TASK BRIEF -> Count the lines in the entries below that contain the string "Dojo", matching case exactly. Reply with the number only.

DATA FOR PROCESSING ->
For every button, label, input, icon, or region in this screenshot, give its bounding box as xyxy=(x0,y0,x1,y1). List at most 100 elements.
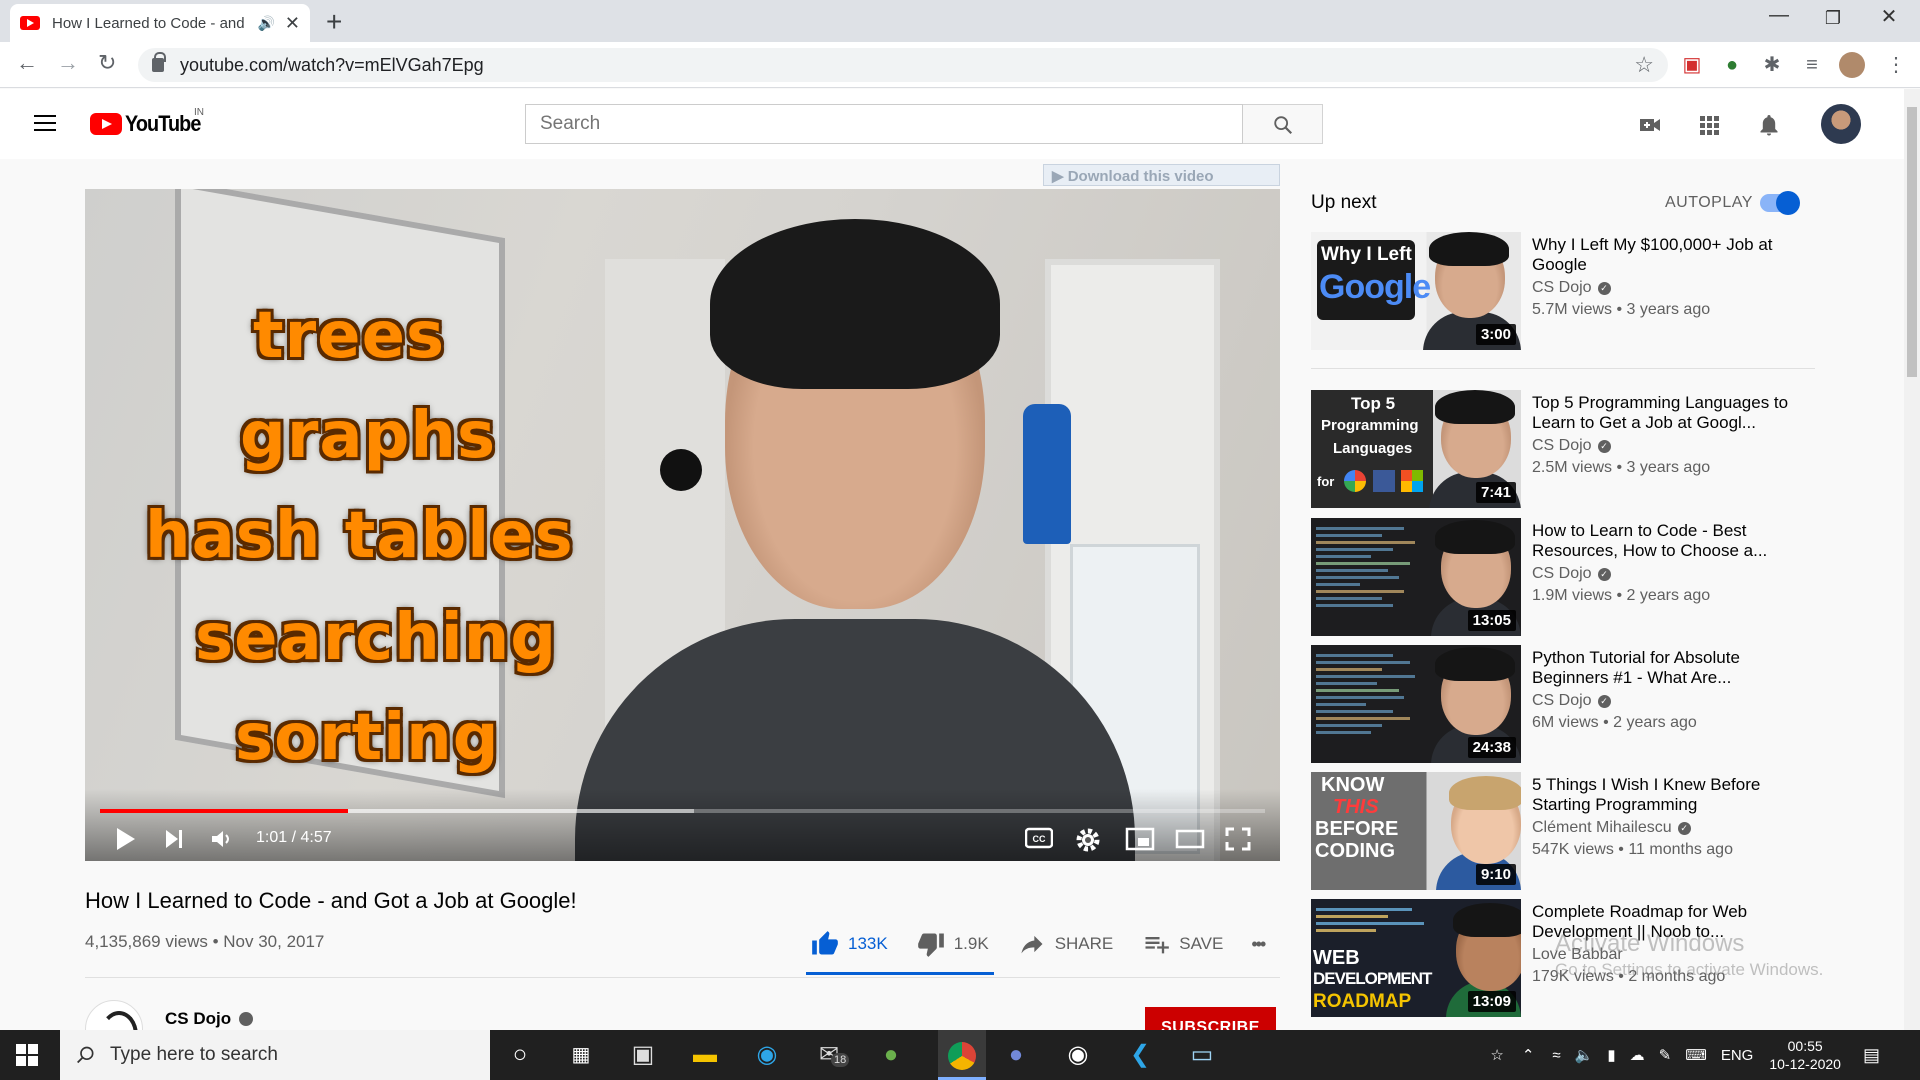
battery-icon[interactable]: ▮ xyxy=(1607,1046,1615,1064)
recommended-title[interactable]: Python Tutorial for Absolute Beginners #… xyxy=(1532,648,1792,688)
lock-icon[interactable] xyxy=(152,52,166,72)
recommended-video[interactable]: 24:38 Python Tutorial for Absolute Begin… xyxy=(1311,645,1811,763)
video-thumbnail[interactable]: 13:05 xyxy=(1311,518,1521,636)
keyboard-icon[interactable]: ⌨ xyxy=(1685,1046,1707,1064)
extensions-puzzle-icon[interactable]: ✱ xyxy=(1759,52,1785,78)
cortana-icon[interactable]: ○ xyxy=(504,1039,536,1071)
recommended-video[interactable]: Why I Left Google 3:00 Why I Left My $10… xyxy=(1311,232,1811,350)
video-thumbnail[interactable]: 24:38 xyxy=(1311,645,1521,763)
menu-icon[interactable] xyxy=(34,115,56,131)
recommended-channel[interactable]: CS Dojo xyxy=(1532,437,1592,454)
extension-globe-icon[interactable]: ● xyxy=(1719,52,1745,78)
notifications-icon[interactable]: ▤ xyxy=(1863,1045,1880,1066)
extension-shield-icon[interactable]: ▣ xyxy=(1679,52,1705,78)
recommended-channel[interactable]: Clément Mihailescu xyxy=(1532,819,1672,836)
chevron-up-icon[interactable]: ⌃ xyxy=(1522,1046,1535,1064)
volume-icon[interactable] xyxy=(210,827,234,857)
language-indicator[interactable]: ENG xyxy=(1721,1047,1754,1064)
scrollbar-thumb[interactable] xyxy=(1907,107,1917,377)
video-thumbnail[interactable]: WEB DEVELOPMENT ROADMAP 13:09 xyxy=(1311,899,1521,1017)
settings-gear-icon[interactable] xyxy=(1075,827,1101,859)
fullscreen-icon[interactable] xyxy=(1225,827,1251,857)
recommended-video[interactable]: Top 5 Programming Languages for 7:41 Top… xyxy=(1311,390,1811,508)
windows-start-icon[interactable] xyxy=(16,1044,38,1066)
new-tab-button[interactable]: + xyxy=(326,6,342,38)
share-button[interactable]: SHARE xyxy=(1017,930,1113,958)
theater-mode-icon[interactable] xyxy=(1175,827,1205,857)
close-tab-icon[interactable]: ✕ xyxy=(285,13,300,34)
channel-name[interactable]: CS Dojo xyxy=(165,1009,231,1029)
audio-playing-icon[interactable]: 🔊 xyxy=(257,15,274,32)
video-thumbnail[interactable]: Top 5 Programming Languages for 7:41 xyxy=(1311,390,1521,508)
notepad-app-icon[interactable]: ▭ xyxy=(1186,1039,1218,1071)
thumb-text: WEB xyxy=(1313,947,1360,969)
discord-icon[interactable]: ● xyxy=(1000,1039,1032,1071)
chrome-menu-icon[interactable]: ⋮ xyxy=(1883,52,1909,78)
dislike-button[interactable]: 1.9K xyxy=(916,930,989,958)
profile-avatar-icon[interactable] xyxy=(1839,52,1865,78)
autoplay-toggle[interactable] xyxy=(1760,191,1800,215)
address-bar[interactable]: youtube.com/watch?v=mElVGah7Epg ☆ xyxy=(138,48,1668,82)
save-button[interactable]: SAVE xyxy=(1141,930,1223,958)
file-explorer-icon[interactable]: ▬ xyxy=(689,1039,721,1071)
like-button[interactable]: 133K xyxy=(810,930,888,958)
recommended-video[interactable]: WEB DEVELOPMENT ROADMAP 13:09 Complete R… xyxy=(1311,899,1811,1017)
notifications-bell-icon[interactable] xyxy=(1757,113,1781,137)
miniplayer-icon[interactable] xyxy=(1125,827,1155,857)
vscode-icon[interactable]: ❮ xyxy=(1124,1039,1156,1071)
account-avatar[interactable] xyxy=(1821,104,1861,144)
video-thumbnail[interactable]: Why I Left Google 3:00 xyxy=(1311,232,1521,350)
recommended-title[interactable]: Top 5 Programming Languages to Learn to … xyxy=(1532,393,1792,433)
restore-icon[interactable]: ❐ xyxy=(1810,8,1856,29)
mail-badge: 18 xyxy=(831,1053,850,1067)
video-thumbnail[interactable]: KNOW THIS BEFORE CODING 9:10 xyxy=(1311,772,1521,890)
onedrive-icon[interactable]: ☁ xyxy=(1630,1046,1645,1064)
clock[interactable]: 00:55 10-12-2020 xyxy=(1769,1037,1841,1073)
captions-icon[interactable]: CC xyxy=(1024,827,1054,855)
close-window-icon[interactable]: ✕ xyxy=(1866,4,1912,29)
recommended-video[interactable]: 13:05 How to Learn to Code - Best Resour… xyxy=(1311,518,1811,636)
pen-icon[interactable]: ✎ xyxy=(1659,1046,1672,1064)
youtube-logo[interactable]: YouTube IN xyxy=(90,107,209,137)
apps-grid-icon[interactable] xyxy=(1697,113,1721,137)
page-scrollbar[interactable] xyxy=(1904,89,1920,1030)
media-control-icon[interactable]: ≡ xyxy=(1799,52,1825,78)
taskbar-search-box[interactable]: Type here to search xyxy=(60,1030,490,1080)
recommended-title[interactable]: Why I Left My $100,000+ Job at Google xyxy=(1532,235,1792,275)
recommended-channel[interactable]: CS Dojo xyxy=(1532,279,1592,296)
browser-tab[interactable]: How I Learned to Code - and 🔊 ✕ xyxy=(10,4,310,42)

WRITTEN RESPONSE -> 3